#### DATA LINES ####
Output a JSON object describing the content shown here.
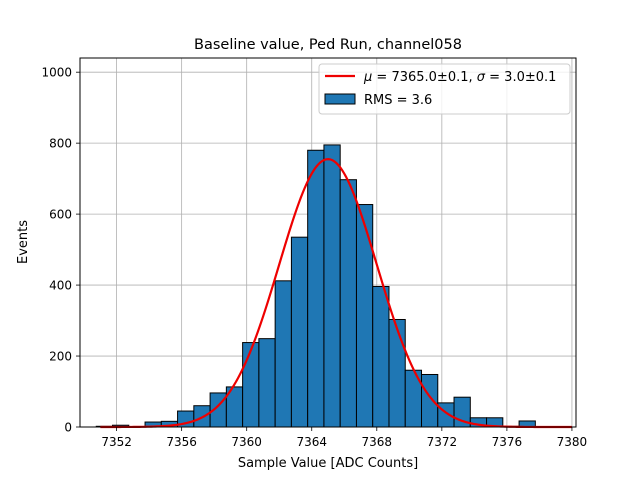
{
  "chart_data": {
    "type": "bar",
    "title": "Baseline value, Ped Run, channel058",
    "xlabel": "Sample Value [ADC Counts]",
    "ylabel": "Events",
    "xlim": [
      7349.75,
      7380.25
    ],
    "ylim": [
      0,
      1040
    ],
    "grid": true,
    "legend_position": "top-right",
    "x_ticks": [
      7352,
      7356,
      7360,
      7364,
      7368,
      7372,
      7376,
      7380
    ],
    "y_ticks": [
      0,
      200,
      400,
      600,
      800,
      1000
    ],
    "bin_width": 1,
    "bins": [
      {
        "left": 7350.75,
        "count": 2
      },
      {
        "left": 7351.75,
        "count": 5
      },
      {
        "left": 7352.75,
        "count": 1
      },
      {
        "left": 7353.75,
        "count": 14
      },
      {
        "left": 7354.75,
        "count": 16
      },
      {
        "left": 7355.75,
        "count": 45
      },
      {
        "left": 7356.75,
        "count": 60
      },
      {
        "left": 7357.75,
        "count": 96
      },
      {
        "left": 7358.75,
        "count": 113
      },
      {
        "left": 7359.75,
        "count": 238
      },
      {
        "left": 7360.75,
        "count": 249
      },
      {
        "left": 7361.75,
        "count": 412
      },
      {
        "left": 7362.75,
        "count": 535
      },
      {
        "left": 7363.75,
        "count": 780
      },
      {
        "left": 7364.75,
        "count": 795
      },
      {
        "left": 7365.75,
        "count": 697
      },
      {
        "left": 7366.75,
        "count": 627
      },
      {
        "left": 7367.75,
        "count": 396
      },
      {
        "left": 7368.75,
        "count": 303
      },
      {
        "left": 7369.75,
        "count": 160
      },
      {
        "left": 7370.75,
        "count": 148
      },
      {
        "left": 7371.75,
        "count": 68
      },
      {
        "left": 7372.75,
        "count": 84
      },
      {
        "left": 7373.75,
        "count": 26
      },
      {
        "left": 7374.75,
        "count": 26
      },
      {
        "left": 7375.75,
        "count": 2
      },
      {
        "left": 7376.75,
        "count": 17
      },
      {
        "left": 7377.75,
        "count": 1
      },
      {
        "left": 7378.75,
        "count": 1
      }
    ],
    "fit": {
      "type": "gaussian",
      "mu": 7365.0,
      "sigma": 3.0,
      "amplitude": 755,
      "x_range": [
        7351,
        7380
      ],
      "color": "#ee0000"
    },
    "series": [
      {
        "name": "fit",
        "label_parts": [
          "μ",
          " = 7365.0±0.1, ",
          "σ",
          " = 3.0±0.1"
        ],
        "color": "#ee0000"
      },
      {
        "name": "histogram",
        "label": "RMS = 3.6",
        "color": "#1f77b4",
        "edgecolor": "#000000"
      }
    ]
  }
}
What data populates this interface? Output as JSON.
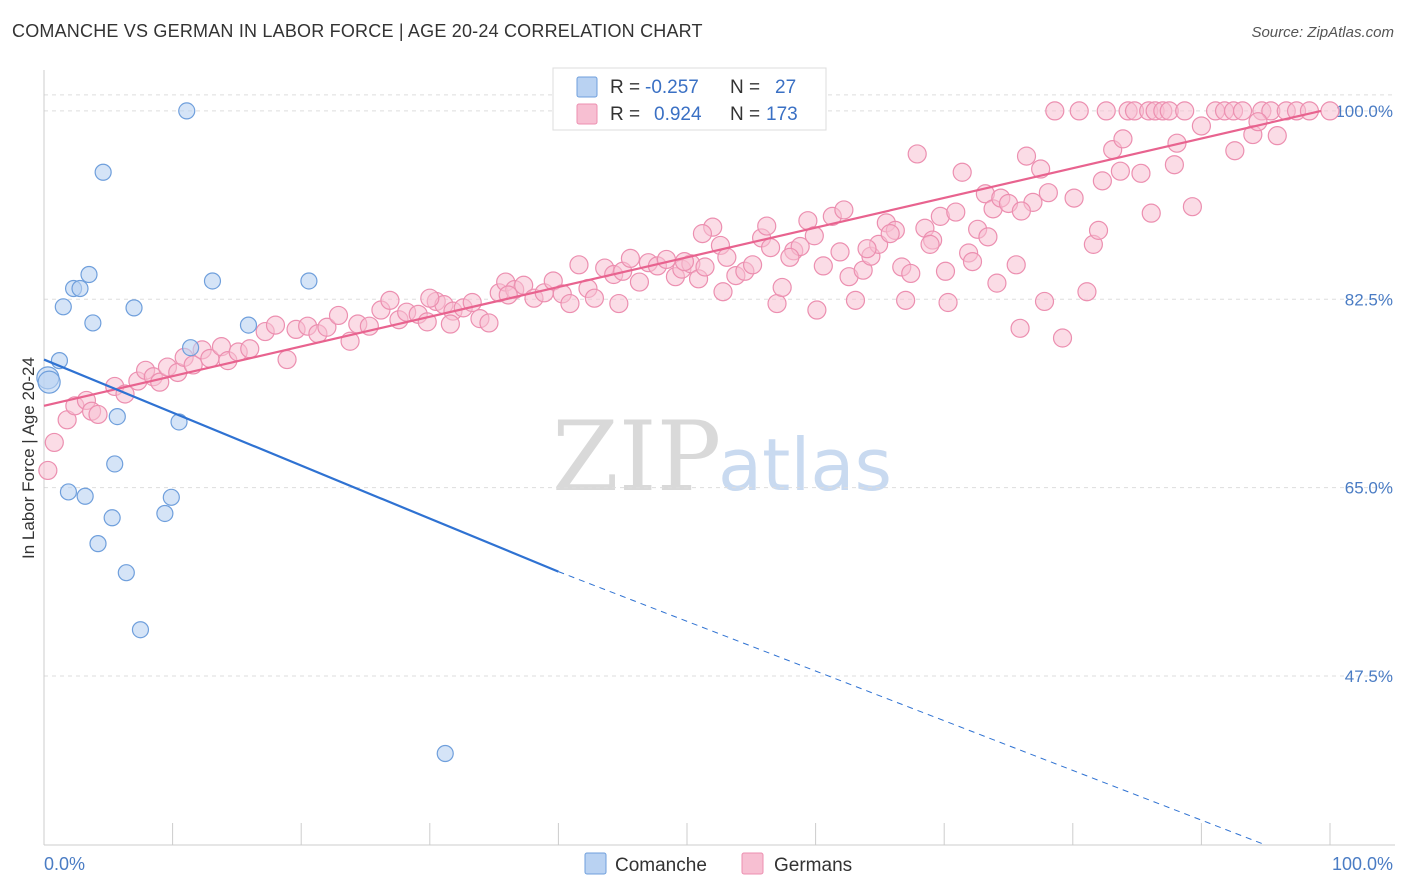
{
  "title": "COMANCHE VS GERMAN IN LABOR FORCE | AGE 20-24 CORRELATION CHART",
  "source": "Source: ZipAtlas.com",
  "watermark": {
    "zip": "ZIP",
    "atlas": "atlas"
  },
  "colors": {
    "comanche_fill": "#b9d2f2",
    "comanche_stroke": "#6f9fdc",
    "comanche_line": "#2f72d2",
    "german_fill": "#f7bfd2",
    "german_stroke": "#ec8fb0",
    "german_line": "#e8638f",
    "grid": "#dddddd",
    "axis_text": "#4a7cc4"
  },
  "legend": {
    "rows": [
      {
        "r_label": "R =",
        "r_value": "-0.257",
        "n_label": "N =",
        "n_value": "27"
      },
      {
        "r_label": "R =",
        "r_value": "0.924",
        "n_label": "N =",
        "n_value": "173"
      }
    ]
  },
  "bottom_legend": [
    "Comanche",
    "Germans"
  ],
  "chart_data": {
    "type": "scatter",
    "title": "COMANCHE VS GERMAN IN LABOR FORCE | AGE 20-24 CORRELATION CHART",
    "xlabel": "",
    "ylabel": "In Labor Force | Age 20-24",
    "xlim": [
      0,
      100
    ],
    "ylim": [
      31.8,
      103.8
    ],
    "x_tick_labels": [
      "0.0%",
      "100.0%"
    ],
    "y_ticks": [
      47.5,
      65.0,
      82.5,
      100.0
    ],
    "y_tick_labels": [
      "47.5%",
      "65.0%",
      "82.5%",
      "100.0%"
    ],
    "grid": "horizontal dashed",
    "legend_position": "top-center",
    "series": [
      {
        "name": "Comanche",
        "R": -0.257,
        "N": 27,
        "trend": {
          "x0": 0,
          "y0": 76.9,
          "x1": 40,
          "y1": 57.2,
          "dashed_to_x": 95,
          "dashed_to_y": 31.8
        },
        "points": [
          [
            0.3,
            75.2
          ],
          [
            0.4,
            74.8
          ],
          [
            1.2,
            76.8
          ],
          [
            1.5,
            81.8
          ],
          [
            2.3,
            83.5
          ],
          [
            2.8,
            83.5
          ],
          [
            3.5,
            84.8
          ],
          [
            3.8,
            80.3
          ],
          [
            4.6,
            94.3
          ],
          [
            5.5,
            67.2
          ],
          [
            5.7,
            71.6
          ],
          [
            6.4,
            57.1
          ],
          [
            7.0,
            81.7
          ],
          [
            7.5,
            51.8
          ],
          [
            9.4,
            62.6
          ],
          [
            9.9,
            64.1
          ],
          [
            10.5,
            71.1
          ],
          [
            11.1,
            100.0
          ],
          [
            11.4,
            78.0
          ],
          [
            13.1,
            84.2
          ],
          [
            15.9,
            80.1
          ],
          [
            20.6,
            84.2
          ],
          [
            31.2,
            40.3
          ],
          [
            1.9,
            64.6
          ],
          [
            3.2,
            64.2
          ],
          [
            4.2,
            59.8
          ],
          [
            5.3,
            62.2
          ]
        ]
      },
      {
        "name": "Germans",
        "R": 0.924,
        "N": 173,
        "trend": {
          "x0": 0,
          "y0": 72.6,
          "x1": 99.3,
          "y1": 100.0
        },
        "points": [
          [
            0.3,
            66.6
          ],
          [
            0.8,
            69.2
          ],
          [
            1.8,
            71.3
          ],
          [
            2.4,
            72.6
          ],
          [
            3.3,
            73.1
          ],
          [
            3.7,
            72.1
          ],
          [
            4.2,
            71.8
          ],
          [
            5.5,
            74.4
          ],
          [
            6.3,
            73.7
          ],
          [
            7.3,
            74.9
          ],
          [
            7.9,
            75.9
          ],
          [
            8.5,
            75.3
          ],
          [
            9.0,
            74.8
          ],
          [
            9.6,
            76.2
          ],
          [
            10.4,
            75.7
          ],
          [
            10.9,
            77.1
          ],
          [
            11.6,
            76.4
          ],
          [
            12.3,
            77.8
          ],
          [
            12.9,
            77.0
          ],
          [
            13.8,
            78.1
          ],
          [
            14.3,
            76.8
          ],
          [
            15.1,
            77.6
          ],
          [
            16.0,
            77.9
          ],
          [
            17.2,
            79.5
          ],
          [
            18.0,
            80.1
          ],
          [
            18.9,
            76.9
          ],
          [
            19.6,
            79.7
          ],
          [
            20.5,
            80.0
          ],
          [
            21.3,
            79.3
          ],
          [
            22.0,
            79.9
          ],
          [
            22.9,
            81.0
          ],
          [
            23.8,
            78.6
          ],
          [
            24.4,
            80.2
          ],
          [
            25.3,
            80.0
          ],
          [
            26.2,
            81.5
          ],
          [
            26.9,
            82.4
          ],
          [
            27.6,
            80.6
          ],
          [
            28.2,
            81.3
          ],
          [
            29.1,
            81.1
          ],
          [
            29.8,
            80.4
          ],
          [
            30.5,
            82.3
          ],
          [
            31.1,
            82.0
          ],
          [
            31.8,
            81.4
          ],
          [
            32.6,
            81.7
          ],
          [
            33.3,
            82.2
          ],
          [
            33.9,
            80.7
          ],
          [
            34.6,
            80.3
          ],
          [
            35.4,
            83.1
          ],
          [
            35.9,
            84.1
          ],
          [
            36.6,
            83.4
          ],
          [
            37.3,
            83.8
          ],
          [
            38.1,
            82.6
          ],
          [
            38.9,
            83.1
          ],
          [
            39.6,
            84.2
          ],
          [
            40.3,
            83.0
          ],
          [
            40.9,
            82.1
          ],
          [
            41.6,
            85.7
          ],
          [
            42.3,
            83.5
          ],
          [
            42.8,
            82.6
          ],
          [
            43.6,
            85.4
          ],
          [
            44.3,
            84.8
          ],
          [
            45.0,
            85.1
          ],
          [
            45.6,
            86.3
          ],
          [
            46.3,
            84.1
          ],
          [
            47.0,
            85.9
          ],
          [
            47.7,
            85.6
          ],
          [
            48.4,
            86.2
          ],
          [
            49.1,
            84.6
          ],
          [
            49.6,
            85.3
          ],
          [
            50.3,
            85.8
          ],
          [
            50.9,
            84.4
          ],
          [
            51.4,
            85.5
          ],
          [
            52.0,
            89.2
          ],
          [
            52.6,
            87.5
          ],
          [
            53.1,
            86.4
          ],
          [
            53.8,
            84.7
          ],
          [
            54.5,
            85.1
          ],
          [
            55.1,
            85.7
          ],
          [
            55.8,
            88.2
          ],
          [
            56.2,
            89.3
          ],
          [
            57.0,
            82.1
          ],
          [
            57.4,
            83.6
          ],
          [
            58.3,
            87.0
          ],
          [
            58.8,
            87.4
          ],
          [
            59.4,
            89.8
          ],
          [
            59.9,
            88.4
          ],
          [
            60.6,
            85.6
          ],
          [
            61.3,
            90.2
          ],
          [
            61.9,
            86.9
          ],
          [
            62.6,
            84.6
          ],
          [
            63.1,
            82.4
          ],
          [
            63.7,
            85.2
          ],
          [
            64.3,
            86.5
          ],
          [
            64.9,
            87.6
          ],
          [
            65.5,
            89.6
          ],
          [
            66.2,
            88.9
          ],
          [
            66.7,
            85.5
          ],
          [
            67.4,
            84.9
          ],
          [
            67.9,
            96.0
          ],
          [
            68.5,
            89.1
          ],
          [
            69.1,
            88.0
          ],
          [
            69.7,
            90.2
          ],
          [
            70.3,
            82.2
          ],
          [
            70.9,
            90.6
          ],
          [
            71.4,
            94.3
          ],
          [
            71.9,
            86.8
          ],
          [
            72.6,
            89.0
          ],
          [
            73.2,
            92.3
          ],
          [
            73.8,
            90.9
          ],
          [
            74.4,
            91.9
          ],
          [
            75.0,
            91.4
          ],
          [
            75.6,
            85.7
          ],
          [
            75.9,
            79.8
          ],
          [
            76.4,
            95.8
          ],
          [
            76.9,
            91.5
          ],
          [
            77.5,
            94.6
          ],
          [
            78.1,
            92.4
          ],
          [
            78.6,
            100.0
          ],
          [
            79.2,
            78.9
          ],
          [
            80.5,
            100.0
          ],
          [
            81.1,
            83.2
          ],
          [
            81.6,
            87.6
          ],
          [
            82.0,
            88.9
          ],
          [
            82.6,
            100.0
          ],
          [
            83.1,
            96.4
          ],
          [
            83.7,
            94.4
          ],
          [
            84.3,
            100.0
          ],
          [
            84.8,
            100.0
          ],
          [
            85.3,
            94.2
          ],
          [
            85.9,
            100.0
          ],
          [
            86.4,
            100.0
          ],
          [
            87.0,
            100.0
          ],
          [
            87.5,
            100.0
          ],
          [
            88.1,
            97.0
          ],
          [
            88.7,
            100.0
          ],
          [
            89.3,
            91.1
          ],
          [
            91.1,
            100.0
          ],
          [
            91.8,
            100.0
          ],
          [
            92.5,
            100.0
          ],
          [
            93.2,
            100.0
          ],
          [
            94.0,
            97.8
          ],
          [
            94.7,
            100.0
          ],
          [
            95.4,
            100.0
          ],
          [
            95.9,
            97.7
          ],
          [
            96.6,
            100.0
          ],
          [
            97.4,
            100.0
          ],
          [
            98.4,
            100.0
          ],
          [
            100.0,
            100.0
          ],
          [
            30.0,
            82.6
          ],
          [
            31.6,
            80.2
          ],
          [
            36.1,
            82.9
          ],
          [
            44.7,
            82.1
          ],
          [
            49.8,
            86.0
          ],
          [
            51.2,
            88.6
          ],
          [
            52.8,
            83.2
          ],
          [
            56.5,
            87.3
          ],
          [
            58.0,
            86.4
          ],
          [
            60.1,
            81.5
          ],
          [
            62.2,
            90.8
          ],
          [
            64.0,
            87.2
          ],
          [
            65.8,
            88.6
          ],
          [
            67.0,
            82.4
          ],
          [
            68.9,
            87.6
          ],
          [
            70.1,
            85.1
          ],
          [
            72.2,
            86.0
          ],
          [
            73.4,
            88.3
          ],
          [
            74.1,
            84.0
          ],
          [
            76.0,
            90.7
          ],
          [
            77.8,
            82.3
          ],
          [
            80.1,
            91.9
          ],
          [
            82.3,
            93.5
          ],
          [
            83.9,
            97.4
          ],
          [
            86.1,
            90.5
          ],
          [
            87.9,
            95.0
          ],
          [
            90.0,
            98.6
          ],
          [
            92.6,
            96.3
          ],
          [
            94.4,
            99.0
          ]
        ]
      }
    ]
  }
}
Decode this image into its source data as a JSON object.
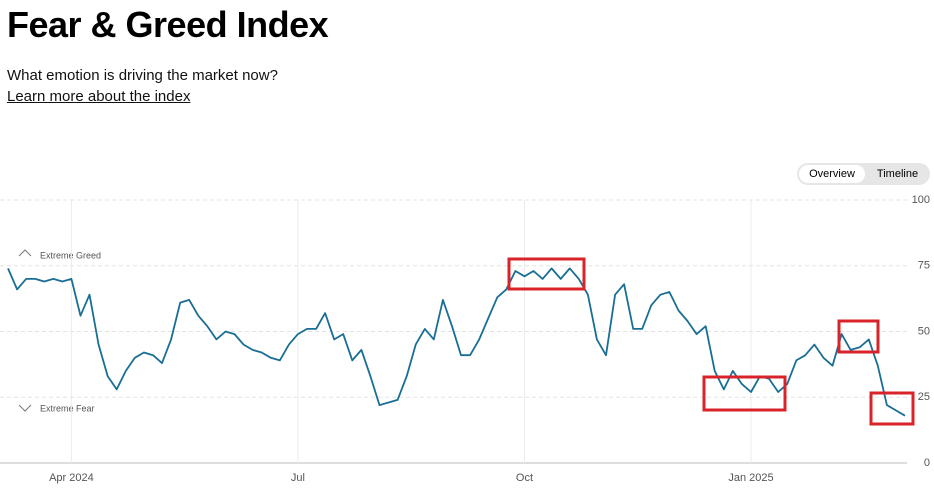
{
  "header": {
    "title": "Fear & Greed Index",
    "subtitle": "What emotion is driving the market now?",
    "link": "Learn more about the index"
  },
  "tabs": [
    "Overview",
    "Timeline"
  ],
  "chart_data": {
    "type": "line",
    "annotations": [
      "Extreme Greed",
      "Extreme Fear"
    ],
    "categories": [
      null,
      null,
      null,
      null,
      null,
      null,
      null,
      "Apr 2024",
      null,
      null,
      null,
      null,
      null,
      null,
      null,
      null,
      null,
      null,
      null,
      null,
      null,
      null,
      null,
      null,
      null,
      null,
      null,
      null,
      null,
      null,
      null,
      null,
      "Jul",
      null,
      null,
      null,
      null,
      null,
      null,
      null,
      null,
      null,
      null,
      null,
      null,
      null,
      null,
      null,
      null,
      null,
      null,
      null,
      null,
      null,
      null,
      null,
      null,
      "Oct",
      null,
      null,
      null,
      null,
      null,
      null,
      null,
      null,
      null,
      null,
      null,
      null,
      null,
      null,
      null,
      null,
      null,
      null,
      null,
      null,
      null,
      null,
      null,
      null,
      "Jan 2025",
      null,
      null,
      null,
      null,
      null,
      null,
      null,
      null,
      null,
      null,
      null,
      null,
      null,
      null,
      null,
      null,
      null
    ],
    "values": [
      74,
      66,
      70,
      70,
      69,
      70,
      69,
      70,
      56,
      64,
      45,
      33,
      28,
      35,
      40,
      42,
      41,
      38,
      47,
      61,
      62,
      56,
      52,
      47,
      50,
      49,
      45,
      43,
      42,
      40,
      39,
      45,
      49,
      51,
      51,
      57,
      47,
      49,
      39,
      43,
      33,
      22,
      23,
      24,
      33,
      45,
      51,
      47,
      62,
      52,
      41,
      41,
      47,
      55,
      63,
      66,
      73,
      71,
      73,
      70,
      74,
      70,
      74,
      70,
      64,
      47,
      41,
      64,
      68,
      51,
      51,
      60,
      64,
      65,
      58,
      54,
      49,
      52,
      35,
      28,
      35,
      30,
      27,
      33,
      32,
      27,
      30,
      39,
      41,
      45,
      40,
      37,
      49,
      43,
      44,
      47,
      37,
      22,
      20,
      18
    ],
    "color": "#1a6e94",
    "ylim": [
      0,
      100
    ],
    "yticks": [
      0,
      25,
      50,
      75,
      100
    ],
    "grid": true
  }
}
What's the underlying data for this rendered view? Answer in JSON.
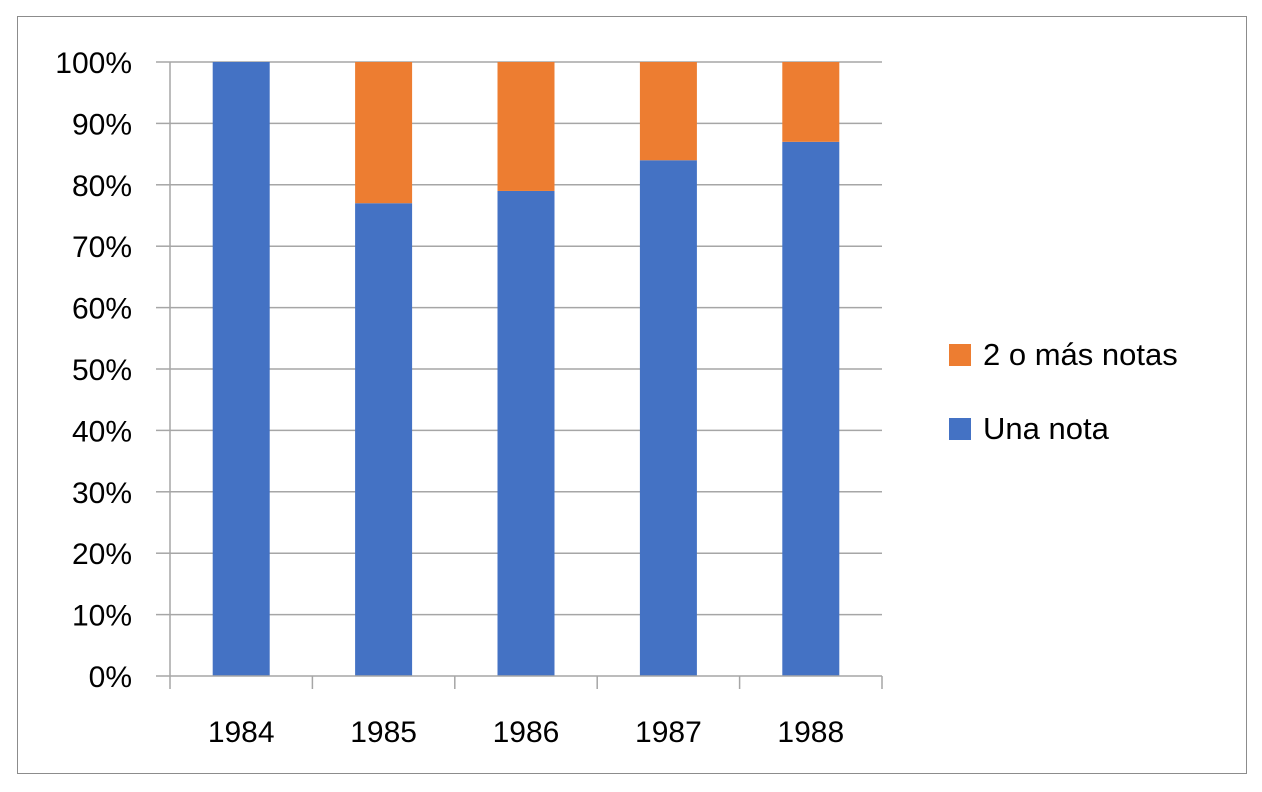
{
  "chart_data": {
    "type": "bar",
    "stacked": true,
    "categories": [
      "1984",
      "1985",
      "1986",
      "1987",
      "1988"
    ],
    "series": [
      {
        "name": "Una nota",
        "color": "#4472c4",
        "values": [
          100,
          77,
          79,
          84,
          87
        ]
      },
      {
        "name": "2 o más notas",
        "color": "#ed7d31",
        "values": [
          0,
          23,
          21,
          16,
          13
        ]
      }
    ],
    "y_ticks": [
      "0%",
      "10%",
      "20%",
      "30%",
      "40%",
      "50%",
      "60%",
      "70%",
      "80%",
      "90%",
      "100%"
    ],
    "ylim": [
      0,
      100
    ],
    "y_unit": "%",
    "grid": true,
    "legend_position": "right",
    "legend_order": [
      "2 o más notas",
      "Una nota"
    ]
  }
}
####
WHAT IS BEING ASKED »
Word for word, restate the lines from the one containing "What's the underlying" through the end of the listing, and nothing more. Skip the pictures.

WRITTEN SOLUTION »
What's the underlying data for this rendered view? Answer in JSON.
{
  "chart_data": {
    "type": "bar",
    "stacked": true,
    "categories": [
      "1984",
      "1985",
      "1986",
      "1987",
      "1988"
    ],
    "series": [
      {
        "name": "Una nota",
        "color": "#4472c4",
        "values": [
          100,
          77,
          79,
          84,
          87
        ]
      },
      {
        "name": "2 o más notas",
        "color": "#ed7d31",
        "values": [
          0,
          23,
          21,
          16,
          13
        ]
      }
    ],
    "y_ticks": [
      "0%",
      "10%",
      "20%",
      "30%",
      "40%",
      "50%",
      "60%",
      "70%",
      "80%",
      "90%",
      "100%"
    ],
    "ylim": [
      0,
      100
    ],
    "y_unit": "%",
    "grid": true,
    "legend_position": "right",
    "legend_order": [
      "2 o más notas",
      "Una nota"
    ]
  }
}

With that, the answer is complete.